───── DATA EXCERPTS ─────
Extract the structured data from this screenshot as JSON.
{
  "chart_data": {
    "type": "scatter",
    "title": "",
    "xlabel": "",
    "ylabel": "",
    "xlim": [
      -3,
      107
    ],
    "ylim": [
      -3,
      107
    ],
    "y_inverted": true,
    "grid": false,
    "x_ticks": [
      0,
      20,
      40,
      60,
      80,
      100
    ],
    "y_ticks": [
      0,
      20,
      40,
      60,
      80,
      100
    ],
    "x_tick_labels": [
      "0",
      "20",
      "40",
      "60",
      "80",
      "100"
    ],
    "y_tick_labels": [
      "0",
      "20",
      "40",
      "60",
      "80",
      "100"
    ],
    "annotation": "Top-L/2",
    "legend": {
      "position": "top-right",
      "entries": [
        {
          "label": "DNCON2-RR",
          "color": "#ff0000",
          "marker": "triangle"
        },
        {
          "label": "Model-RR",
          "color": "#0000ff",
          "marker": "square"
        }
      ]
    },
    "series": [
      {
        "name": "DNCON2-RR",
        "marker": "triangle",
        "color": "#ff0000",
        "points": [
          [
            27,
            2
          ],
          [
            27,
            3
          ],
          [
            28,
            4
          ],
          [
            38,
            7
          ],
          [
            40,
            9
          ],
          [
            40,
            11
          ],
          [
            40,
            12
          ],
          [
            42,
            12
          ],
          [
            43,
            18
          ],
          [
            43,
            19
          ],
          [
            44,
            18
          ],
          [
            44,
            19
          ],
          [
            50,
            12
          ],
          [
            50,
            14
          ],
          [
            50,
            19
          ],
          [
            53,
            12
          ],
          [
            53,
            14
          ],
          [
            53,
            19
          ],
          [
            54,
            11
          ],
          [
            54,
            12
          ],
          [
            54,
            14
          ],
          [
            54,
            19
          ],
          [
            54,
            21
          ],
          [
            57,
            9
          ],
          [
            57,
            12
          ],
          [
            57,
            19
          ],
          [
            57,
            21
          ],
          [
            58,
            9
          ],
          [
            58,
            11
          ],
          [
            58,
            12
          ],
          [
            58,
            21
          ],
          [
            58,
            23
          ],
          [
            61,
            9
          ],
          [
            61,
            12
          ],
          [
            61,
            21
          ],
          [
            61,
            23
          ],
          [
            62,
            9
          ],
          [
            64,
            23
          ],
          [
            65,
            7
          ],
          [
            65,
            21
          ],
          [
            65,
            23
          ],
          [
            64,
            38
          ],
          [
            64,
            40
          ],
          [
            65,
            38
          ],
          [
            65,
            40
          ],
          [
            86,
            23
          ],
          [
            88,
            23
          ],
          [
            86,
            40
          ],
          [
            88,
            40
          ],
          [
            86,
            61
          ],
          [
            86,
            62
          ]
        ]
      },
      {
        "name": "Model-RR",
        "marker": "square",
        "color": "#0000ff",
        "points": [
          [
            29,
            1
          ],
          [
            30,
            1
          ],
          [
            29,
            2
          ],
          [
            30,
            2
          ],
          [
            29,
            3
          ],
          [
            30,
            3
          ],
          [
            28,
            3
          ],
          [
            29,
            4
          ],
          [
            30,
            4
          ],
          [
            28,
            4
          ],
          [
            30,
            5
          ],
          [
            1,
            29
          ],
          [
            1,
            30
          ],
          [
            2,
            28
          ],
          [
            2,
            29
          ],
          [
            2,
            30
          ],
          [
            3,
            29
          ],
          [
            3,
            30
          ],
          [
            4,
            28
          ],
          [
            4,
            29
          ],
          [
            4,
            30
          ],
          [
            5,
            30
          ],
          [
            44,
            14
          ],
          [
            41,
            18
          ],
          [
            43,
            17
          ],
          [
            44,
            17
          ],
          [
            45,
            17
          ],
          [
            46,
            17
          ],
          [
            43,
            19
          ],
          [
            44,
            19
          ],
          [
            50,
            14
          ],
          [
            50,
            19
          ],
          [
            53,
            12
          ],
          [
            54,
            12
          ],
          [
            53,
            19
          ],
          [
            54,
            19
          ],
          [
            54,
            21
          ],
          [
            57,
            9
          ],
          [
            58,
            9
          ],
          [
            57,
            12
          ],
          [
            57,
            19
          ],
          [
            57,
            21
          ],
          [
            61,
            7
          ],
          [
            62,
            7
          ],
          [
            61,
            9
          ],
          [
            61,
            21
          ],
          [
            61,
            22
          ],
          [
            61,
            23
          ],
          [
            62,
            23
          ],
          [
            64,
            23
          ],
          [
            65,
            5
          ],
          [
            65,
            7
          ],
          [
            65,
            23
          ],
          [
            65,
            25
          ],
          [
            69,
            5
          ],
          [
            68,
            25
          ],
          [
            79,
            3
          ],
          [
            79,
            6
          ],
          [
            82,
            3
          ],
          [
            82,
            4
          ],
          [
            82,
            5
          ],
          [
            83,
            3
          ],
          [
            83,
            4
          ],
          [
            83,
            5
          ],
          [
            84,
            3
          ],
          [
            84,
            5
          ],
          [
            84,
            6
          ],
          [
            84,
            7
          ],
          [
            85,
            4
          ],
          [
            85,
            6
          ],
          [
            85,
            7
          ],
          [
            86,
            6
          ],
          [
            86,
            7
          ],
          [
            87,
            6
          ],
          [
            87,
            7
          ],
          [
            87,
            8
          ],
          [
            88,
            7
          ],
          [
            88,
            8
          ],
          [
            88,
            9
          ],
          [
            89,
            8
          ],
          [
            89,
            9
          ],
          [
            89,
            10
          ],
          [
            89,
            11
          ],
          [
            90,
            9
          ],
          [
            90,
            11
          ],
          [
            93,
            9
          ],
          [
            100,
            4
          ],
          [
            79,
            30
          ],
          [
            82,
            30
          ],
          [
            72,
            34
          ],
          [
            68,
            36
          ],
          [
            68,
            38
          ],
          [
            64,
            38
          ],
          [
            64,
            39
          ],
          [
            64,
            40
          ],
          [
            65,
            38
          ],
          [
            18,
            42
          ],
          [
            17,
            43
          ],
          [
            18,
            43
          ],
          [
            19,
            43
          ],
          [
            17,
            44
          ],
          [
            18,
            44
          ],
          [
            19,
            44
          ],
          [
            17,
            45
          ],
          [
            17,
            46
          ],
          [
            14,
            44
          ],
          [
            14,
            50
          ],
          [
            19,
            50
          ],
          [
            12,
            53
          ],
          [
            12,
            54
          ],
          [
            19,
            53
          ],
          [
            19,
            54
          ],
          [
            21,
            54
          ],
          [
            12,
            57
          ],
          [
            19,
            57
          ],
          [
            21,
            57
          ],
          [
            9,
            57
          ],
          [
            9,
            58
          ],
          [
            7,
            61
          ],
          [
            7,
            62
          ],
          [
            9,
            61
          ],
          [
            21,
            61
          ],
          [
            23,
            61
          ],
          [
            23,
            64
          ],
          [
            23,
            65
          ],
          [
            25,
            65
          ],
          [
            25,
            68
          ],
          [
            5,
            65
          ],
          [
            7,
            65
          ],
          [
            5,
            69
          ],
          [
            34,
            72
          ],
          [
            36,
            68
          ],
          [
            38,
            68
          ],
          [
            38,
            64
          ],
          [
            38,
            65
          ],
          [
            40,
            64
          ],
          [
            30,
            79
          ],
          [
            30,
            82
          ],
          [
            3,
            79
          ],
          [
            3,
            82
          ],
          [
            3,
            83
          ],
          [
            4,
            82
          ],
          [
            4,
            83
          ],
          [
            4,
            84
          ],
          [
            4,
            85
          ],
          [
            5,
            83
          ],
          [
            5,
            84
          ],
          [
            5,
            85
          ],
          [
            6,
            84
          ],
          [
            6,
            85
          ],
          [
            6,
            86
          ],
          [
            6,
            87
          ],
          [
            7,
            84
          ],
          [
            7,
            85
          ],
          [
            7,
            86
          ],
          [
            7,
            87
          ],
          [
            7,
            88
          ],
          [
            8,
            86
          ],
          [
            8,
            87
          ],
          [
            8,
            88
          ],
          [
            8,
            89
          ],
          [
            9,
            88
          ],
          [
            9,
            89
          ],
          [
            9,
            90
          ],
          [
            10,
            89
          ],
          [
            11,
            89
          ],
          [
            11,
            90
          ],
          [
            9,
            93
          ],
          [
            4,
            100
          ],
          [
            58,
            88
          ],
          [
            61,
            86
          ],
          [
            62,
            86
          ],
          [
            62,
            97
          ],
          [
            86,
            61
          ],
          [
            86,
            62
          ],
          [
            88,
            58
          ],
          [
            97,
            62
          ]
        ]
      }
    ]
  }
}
─────
(EXERCISE DETAILS) In the records, locate each line holding the string "marker" and copy it.

(PROBLEM SOLUTION)
          "marker": "triangle"
          "marker": "square"
        "marker": "triangle",
        "marker": "square",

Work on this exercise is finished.